What you should do: Restate all of the entries exactly, dropping any pictures they hold.

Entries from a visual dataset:
——
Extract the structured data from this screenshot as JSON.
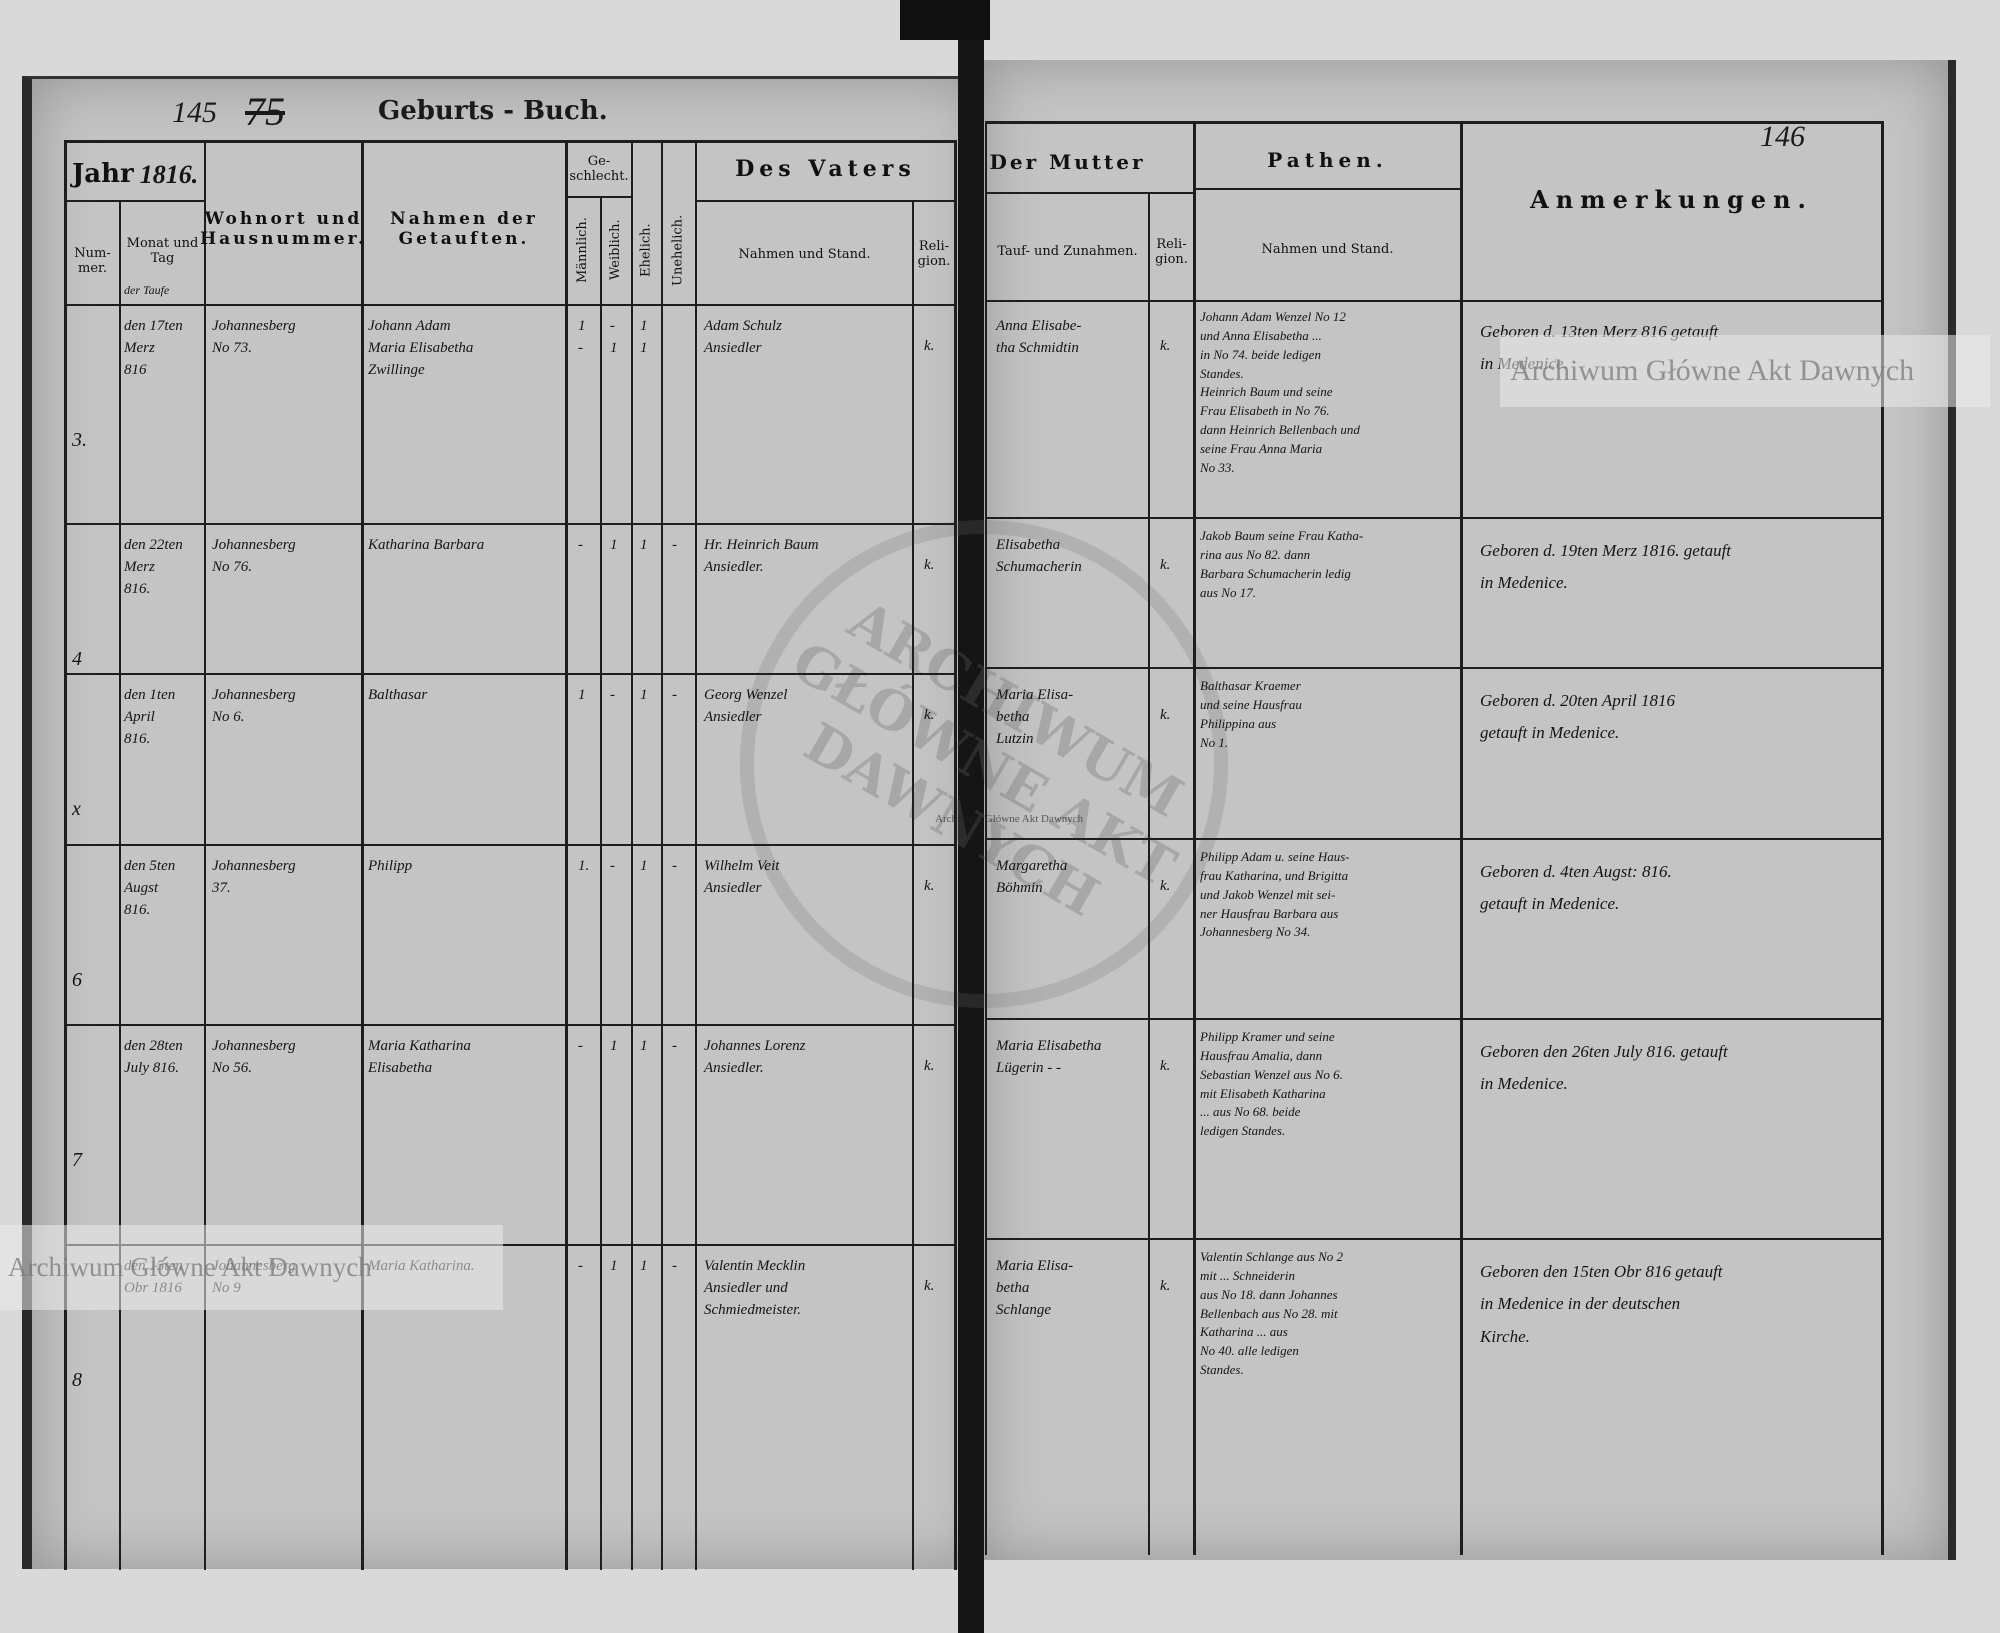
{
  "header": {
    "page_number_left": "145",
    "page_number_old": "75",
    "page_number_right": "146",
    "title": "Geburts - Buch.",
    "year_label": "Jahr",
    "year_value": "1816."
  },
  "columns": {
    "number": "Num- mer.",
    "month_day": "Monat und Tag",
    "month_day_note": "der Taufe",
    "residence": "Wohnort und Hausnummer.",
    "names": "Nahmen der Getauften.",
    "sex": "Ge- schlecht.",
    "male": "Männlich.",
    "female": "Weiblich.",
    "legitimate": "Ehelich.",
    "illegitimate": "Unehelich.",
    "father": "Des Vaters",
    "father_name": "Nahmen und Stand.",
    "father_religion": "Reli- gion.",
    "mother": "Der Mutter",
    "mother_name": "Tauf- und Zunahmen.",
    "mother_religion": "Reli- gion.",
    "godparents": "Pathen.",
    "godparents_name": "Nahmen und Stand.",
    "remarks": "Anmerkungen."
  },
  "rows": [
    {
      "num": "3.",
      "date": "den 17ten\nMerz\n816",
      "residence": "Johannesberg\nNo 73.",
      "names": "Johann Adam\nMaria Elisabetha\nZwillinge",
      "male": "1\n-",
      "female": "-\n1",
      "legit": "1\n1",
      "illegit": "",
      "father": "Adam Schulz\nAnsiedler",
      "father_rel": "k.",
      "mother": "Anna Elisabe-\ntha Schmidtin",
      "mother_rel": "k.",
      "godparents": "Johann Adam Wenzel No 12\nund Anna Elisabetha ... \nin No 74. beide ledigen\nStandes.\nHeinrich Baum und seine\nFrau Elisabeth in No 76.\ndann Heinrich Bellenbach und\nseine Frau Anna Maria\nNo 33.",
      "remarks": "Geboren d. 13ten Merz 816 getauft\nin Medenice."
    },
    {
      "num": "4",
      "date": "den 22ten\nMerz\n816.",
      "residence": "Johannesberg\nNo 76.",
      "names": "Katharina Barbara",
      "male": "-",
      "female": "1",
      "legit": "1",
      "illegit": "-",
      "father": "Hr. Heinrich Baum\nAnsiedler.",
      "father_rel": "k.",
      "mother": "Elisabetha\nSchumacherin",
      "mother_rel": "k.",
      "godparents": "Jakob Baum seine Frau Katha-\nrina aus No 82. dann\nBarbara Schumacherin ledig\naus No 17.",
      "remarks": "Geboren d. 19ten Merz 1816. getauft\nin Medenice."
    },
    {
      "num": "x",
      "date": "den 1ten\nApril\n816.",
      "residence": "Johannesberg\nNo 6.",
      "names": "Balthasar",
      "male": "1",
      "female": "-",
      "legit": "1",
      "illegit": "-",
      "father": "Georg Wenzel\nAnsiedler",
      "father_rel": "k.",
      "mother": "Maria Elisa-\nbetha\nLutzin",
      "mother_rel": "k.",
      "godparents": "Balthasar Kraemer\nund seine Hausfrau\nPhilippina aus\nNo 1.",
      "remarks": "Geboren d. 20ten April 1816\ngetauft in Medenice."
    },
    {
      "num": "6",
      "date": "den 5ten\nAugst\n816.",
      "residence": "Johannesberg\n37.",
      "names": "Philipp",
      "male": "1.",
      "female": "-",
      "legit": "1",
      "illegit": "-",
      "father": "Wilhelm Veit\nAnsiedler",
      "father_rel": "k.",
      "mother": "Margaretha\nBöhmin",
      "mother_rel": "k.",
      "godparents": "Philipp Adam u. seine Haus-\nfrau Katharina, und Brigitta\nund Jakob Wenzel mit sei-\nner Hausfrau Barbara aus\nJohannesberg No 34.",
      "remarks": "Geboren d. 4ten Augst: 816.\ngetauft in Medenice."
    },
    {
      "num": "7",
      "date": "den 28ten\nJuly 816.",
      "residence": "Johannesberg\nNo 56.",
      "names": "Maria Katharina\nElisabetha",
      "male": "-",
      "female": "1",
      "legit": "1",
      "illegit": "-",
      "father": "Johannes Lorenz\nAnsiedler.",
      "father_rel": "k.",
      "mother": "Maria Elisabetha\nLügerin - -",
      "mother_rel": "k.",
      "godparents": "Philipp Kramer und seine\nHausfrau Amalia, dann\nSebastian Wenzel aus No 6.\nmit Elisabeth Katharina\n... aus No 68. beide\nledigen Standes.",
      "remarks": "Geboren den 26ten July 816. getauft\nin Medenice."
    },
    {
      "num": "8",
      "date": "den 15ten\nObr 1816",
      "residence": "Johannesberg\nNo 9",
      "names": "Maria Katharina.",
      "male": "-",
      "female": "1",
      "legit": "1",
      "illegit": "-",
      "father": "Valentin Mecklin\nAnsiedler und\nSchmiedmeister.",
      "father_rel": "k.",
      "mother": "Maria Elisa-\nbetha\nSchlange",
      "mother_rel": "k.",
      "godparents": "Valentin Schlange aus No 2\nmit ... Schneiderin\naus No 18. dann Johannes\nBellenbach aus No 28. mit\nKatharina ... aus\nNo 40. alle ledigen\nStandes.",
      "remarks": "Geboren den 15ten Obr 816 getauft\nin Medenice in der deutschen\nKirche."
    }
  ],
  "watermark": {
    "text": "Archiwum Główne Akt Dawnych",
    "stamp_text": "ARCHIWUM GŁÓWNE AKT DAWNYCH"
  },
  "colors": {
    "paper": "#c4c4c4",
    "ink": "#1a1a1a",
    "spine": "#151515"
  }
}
——
Answer for this exercise:
Extract the structured data from this screenshot as JSON.
{
  "header": {
    "page_number_left": "145",
    "page_number_old": "75",
    "page_number_right": "146",
    "title": "Geburts - Buch.",
    "year_label": "Jahr",
    "year_value": "1816."
  },
  "columns": {
    "number": "Num- mer.",
    "month_day": "Monat und Tag",
    "month_day_note": "der Taufe",
    "residence": "Wohnort und Hausnummer.",
    "names": "Nahmen der Getauften.",
    "sex": "Ge- schlecht.",
    "male": "Männlich.",
    "female": "Weiblich.",
    "legitimate": "Ehelich.",
    "illegitimate": "Unehelich.",
    "father": "Des Vaters",
    "father_name": "Nahmen und Stand.",
    "father_religion": "Reli- gion.",
    "mother": "Der Mutter",
    "mother_name": "Tauf- und Zunahmen.",
    "mother_religion": "Reli- gion.",
    "godparents": "Pathen.",
    "godparents_name": "Nahmen und Stand.",
    "remarks": "Anmerkungen."
  },
  "rows": [
    {
      "num": "3.",
      "date": "den 17ten\nMerz\n816",
      "residence": "Johannesberg\nNo 73.",
      "names": "Johann Adam\nMaria Elisabetha\nZwillinge",
      "male": "1\n-",
      "female": "-\n1",
      "legit": "1\n1",
      "illegit": "",
      "father": "Adam Schulz\nAnsiedler",
      "father_rel": "k.",
      "mother": "Anna Elisabe-\ntha Schmidtin",
      "mother_rel": "k.",
      "godparents": "Johann Adam Wenzel No 12\nund Anna Elisabetha ... \nin No 74. beide ledigen\nStandes.\nHeinrich Baum und seine\nFrau Elisabeth in No 76.\ndann Heinrich Bellenbach und\nseine Frau Anna Maria\nNo 33.",
      "remarks": "Geboren d. 13ten Merz 816 getauft\nin Medenice."
    },
    {
      "num": "4",
      "date": "den 22ten\nMerz\n816.",
      "residence": "Johannesberg\nNo 76.",
      "names": "Katharina Barbara",
      "male": "-",
      "female": "1",
      "legit": "1",
      "illegit": "-",
      "father": "Hr. Heinrich Baum\nAnsiedler.",
      "father_rel": "k.",
      "mother": "Elisabetha\nSchumacherin",
      "mother_rel": "k.",
      "godparents": "Jakob Baum seine Frau Katha-\nrina aus No 82. dann\nBarbara Schumacherin ledig\naus No 17.",
      "remarks": "Geboren d. 19ten Merz 1816. getauft\nin Medenice."
    },
    {
      "num": "x",
      "date": "den 1ten\nApril\n816.",
      "residence": "Johannesberg\nNo 6.",
      "names": "Balthasar",
      "male": "1",
      "female": "-",
      "legit": "1",
      "illegit": "-",
      "father": "Georg Wenzel\nAnsiedler",
      "father_rel": "k.",
      "mother": "Maria Elisa-\nbetha\nLutzin",
      "mother_rel": "k.",
      "godparents": "Balthasar Kraemer\nund seine Hausfrau\nPhilippina aus\nNo 1.",
      "remarks": "Geboren d. 20ten April 1816\ngetauft in Medenice."
    },
    {
      "num": "6",
      "date": "den 5ten\nAugst\n816.",
      "residence": "Johannesberg\n37.",
      "names": "Philipp",
      "male": "1.",
      "female": "-",
      "legit": "1",
      "illegit": "-",
      "father": "Wilhelm Veit\nAnsiedler",
      "father_rel": "k.",
      "mother": "Margaretha\nBöhmin",
      "mother_rel": "k.",
      "godparents": "Philipp Adam u. seine Haus-\nfrau Katharina, und Brigitta\nund Jakob Wenzel mit sei-\nner Hausfrau Barbara aus\nJohannesberg No 34.",
      "remarks": "Geboren d. 4ten Augst: 816.\ngetauft in Medenice."
    },
    {
      "num": "7",
      "date": "den 28ten\nJuly 816.",
      "residence": "Johannesberg\nNo 56.",
      "names": "Maria Katharina\nElisabetha",
      "male": "-",
      "female": "1",
      "legit": "1",
      "illegit": "-",
      "father": "Johannes Lorenz\nAnsiedler.",
      "father_rel": "k.",
      "mother": "Maria Elisabetha\nLügerin - -",
      "mother_rel": "k.",
      "godparents": "Philipp Kramer und seine\nHausfrau Amalia, dann\nSebastian Wenzel aus No 6.\nmit Elisabeth Katharina\n... aus No 68. beide\nledigen Standes.",
      "remarks": "Geboren den 26ten July 816. getauft\nin Medenice."
    },
    {
      "num": "8",
      "date": "den 15ten\nObr 1816",
      "residence": "Johannesberg\nNo 9",
      "names": "Maria Katharina.",
      "male": "-",
      "female": "1",
      "legit": "1",
      "illegit": "-",
      "father": "Valentin Mecklin\nAnsiedler und\nSchmiedmeister.",
      "father_rel": "k.",
      "mother": "Maria Elisa-\nbetha\nSchlange",
      "mother_rel": "k.",
      "godparents": "Valentin Schlange aus No 2\nmit ... Schneiderin\naus No 18. dann Johannes\nBellenbach aus No 28. mit\nKatharina ... aus\nNo 40. alle ledigen\nStandes.",
      "remarks": "Geboren den 15ten Obr 816 getauft\nin Medenice in der deutschen\nKirche."
    }
  ],
  "watermark": {
    "text": "Archiwum Główne Akt Dawnych",
    "stamp_text": "ARCHIWUM GŁÓWNE AKT DAWNYCH"
  },
  "colors": {
    "paper": "#c4c4c4",
    "ink": "#1a1a1a",
    "spine": "#151515"
  }
}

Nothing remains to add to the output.